■ Request:
Find the lines holding "found" and copy them.

Dataset entries:
[start]

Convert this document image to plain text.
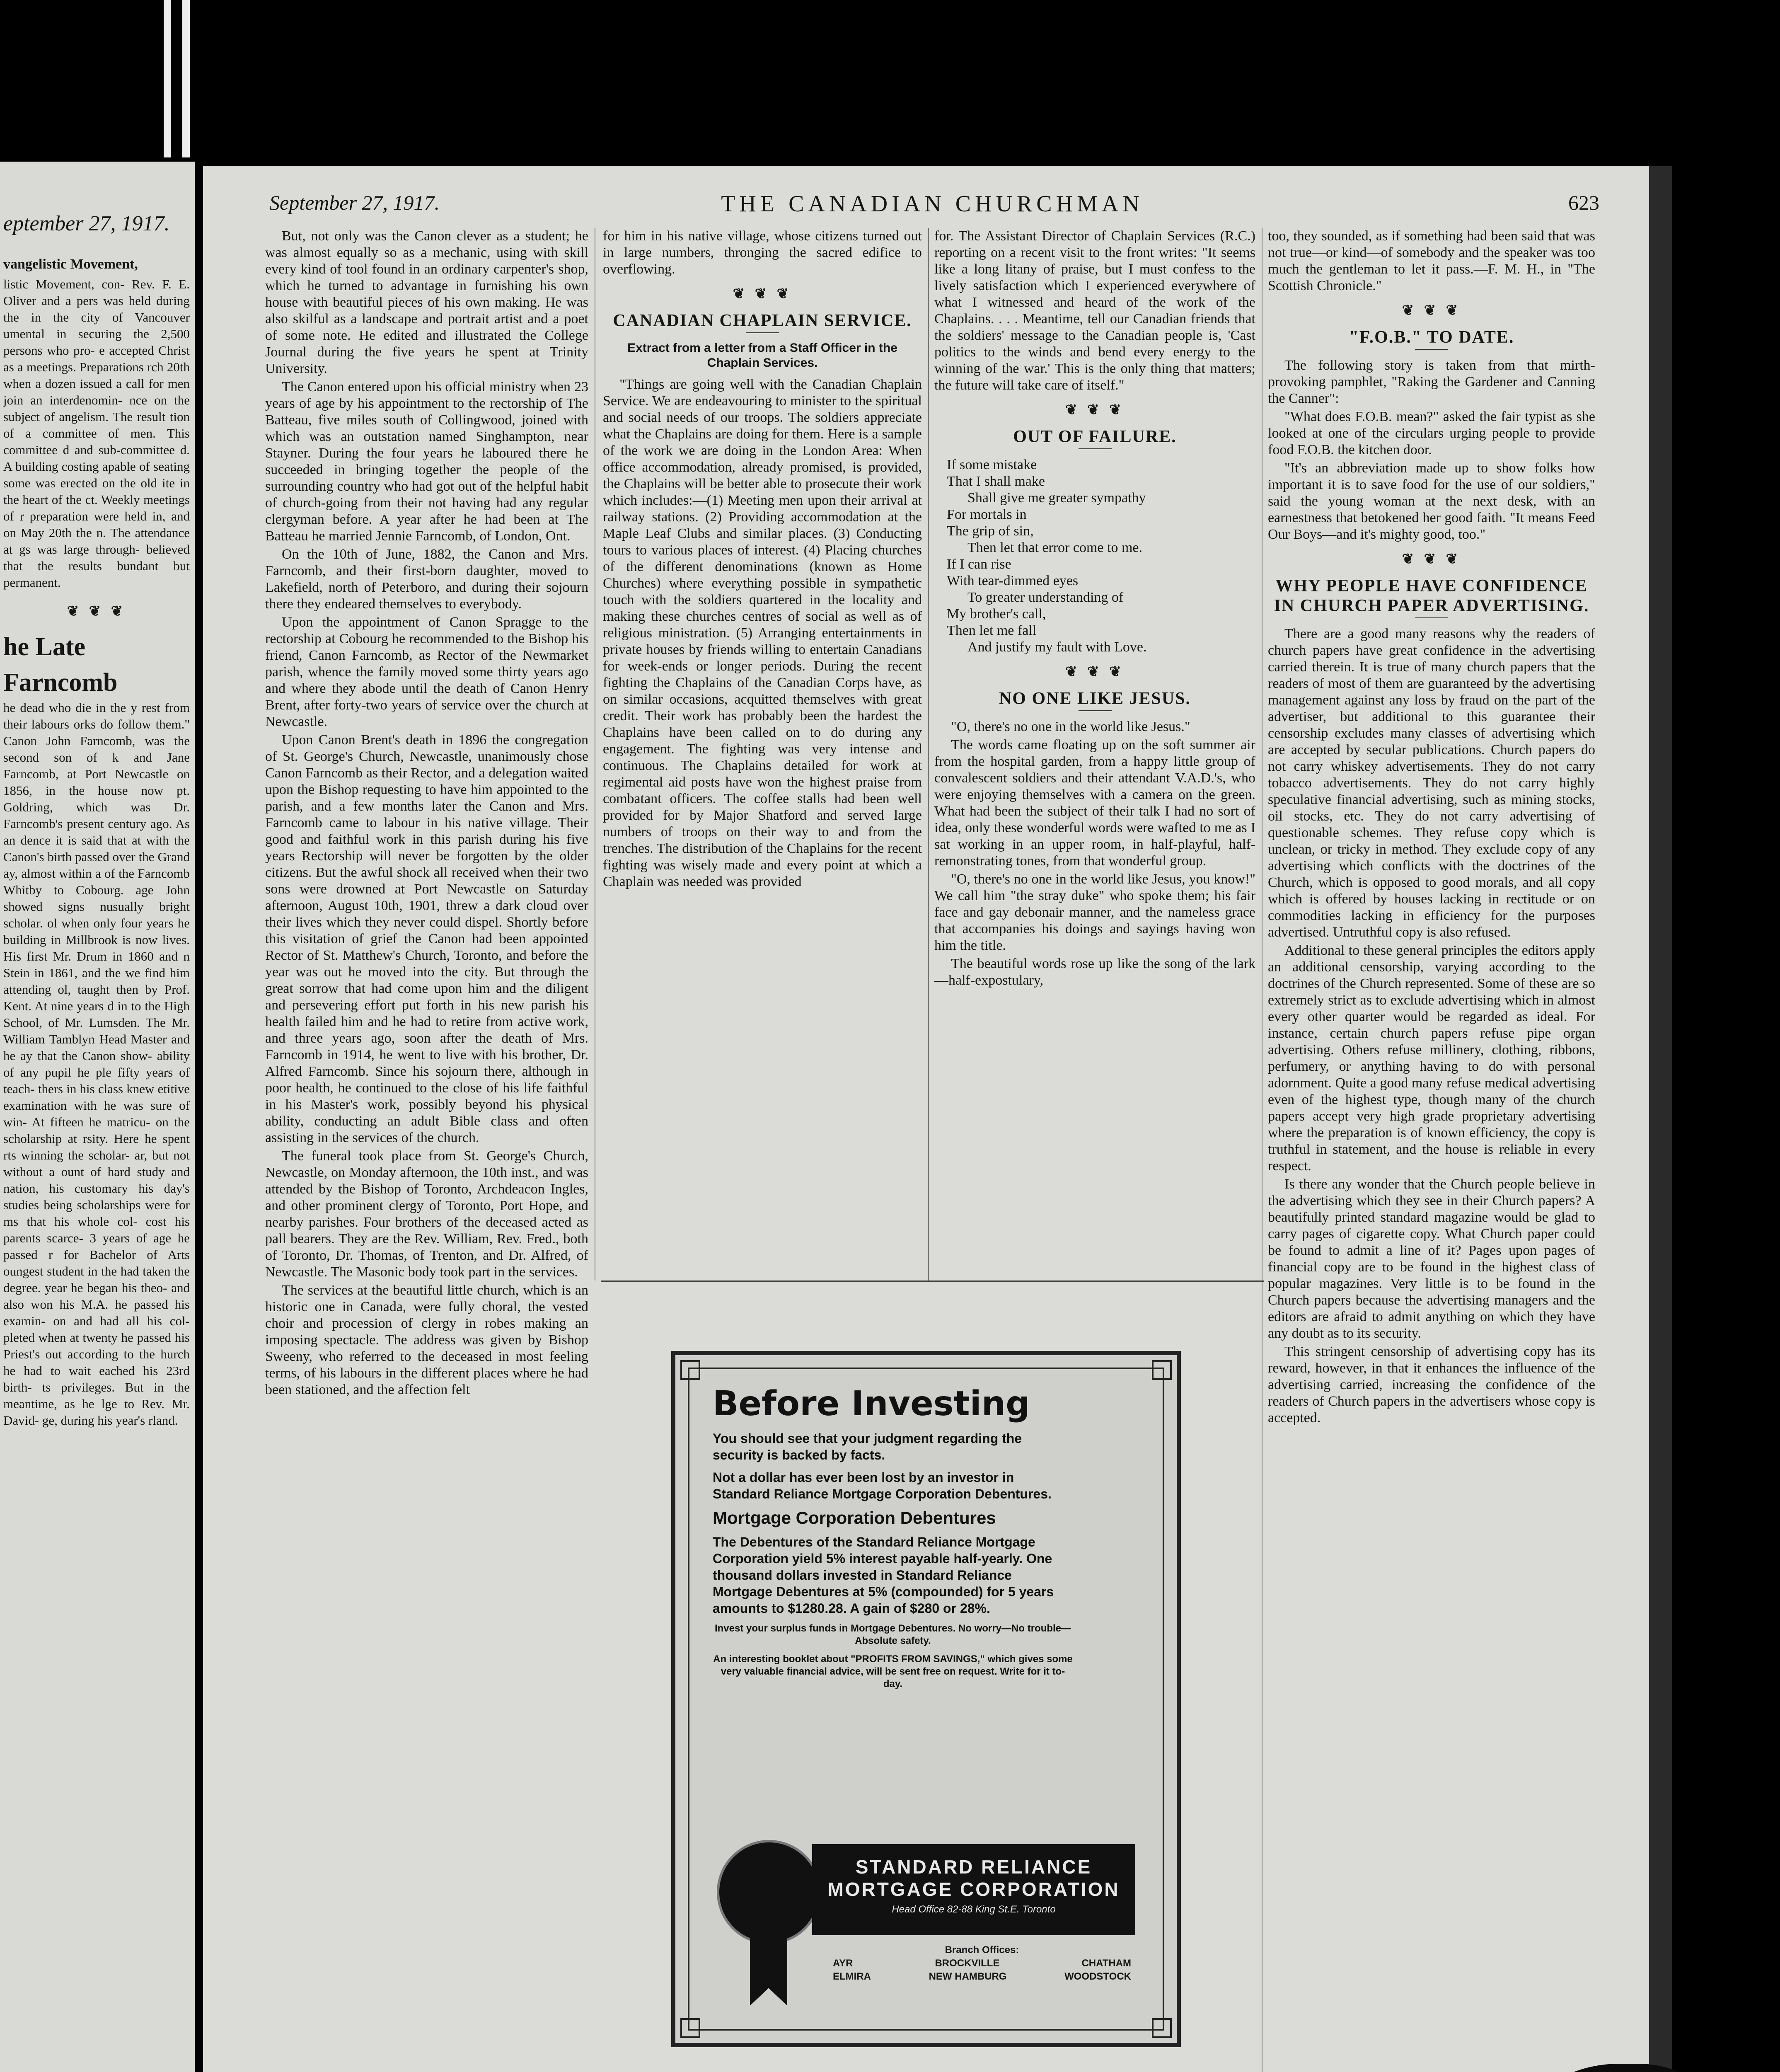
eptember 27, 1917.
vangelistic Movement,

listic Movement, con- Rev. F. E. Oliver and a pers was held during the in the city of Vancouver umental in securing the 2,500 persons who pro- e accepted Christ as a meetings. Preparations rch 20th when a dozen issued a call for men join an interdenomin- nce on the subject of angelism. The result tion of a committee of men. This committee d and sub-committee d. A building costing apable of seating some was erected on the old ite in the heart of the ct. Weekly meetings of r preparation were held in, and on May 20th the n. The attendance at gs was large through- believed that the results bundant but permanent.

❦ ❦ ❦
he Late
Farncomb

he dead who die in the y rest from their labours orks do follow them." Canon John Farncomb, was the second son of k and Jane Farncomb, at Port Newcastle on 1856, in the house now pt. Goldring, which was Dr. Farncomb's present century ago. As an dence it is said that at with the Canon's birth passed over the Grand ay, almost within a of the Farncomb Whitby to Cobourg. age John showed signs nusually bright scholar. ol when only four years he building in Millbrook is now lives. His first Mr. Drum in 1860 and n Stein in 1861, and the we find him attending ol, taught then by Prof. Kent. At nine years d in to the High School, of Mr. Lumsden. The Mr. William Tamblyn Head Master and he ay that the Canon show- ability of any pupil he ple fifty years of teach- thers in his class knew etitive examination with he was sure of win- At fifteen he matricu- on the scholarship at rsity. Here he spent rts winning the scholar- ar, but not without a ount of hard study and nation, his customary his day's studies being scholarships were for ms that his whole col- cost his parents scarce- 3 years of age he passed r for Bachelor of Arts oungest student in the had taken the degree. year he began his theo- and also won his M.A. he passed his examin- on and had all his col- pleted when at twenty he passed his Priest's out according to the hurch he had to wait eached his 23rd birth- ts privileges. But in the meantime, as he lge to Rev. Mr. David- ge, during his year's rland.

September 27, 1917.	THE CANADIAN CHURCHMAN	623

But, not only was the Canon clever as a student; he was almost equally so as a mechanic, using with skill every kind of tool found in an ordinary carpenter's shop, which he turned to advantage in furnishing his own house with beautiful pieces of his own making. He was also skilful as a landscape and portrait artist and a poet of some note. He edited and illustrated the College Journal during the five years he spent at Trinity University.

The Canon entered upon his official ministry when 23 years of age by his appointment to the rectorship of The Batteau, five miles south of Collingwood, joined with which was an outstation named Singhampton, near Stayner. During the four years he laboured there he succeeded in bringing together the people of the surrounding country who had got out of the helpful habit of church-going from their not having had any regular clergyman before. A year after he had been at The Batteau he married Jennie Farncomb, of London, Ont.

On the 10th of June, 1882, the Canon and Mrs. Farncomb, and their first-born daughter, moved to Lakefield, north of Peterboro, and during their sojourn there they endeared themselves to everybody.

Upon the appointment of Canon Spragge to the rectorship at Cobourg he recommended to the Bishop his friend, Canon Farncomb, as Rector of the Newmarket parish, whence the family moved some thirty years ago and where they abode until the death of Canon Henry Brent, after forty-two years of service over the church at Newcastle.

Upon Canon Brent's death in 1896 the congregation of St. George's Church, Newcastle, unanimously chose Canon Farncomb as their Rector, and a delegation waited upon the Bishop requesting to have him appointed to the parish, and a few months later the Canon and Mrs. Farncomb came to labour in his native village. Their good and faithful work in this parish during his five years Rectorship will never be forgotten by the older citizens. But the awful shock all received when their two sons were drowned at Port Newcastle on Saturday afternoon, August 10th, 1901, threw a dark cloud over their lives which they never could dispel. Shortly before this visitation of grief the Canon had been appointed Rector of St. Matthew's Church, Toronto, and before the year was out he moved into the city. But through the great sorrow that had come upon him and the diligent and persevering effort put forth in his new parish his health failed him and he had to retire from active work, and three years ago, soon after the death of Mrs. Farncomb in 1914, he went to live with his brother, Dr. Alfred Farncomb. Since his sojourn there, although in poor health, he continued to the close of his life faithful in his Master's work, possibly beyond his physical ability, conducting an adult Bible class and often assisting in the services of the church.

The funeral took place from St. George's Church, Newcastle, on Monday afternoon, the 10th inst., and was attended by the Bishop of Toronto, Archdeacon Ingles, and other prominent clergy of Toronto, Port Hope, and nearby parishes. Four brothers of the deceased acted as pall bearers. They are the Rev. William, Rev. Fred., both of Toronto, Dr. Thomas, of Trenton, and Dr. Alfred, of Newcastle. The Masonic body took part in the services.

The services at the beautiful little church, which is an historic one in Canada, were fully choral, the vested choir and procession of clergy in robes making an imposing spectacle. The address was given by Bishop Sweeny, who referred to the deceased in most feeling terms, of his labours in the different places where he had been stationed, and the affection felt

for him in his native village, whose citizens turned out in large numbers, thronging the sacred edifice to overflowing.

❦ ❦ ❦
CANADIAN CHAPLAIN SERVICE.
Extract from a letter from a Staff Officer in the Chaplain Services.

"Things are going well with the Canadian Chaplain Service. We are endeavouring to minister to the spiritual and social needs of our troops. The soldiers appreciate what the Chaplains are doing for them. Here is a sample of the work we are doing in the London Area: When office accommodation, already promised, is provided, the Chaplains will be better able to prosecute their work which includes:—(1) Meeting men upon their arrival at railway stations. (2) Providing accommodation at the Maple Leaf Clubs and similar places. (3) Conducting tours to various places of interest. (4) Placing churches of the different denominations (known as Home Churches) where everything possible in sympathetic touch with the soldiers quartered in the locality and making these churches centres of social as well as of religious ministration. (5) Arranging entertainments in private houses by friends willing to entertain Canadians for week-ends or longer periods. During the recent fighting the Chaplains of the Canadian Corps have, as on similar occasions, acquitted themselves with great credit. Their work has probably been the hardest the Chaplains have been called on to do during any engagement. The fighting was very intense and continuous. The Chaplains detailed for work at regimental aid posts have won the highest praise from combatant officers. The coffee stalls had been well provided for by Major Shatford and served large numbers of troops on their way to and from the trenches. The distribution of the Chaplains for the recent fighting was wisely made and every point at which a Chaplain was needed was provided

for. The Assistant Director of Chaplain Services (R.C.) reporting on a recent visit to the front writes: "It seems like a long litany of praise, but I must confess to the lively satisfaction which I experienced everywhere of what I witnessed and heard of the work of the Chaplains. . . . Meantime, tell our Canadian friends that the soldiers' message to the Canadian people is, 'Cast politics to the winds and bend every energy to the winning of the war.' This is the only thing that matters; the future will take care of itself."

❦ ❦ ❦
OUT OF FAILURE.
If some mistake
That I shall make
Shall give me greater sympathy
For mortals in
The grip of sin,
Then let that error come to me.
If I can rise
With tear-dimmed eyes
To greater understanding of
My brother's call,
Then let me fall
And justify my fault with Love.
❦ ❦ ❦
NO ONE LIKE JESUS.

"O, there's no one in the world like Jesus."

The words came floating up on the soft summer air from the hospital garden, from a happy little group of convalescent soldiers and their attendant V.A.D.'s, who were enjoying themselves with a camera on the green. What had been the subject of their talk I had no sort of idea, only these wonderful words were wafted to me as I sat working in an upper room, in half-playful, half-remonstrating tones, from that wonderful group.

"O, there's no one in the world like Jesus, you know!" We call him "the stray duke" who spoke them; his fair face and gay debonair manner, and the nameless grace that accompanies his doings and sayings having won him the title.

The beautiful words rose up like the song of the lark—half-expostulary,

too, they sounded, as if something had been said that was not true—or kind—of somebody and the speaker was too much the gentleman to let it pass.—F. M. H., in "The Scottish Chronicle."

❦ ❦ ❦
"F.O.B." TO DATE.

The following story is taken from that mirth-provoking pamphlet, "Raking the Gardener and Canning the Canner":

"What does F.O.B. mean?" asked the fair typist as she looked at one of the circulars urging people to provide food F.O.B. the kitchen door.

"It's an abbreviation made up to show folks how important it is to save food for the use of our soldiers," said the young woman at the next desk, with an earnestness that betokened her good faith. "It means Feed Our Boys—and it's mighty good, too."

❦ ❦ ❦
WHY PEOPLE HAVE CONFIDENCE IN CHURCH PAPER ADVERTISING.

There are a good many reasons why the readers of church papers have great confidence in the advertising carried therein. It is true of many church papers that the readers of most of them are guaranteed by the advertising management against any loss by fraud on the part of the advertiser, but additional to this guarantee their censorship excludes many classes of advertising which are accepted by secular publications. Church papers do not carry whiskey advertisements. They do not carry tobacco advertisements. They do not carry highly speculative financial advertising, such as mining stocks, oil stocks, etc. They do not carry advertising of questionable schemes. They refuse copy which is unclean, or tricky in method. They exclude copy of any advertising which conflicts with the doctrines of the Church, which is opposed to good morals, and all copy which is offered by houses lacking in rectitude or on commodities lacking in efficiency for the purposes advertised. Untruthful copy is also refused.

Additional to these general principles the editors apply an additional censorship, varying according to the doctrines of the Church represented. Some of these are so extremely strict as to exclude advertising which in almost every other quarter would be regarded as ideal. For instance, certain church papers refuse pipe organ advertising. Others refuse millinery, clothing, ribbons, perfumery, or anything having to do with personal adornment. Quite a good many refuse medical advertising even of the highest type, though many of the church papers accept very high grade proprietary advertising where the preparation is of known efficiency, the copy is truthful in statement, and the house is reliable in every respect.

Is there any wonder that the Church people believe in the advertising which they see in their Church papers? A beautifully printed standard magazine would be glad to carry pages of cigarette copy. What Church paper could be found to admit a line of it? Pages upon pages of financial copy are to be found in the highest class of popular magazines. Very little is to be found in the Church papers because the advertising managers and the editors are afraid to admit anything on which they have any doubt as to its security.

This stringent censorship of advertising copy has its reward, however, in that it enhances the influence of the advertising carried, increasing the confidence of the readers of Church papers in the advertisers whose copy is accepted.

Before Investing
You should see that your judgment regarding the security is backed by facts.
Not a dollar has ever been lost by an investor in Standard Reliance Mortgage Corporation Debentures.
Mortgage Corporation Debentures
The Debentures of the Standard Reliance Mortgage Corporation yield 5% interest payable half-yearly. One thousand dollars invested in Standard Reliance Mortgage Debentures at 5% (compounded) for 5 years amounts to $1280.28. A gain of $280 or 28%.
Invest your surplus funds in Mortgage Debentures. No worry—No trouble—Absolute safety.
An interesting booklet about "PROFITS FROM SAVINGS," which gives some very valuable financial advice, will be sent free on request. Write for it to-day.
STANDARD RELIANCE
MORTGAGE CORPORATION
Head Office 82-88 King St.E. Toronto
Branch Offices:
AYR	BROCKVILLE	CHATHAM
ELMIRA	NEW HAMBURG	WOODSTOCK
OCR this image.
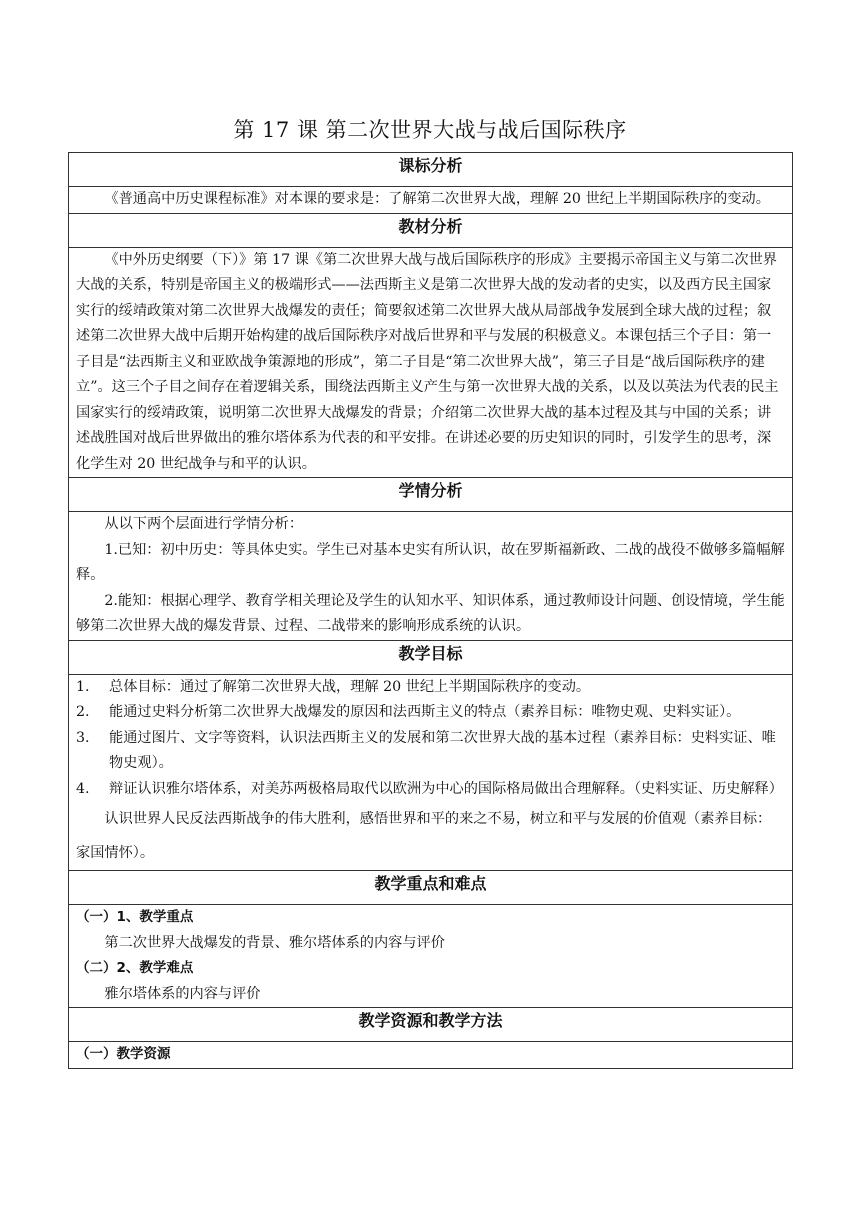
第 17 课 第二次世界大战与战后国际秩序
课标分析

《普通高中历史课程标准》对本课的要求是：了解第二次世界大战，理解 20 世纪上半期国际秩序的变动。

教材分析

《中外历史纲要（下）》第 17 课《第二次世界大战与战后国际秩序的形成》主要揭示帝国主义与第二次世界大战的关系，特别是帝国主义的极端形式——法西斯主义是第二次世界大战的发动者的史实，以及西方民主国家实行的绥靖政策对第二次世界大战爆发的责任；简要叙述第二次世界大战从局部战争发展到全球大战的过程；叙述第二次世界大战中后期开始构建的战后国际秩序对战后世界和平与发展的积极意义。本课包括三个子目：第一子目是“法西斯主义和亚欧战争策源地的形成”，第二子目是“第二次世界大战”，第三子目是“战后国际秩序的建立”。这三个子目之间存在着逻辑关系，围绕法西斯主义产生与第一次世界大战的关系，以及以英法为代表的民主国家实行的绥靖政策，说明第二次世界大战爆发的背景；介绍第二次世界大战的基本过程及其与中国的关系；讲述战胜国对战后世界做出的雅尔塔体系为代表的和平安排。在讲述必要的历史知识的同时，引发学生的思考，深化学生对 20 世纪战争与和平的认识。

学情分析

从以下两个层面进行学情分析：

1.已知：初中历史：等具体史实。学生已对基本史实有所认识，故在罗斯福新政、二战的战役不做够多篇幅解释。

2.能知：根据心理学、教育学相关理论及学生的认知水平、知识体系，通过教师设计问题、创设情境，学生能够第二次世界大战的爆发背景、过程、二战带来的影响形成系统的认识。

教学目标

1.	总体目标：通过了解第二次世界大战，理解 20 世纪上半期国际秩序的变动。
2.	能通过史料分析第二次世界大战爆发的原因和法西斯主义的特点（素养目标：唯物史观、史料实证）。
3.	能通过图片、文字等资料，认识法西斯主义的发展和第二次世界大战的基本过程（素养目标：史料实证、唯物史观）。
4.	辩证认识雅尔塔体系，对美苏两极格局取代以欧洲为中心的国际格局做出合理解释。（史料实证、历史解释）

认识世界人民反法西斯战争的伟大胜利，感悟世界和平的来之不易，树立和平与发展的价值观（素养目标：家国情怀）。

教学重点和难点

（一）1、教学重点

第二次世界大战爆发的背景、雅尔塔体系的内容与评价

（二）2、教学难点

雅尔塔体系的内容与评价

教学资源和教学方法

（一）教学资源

[end]

■ Reply:
But, not only was the Canon clever as a student; he was almost equally so as a mechanic, using with skill every kind of tool found in an ordinary carpenter's shop, which he turned to advantage in furnishing his own house with beautiful pieces of his own making. He was also skilful as a landscape and portrait artist and a poet of some note. He edited and illustrated the College Journal during the five years he spent at Trinity University.
Is there any wonder that the Church people believe in the advertising which they see in their Church papers? A beautifully printed standard magazine would be glad to carry pages of cigarette copy. What Church paper could be found to admit a line of it? Pages upon pages of financial copy are to be found in the highest class of popular magazines. Very little is to be found in the Church papers because the advertising managers and the editors are afraid to admit anything on which they have any doubt as to its security.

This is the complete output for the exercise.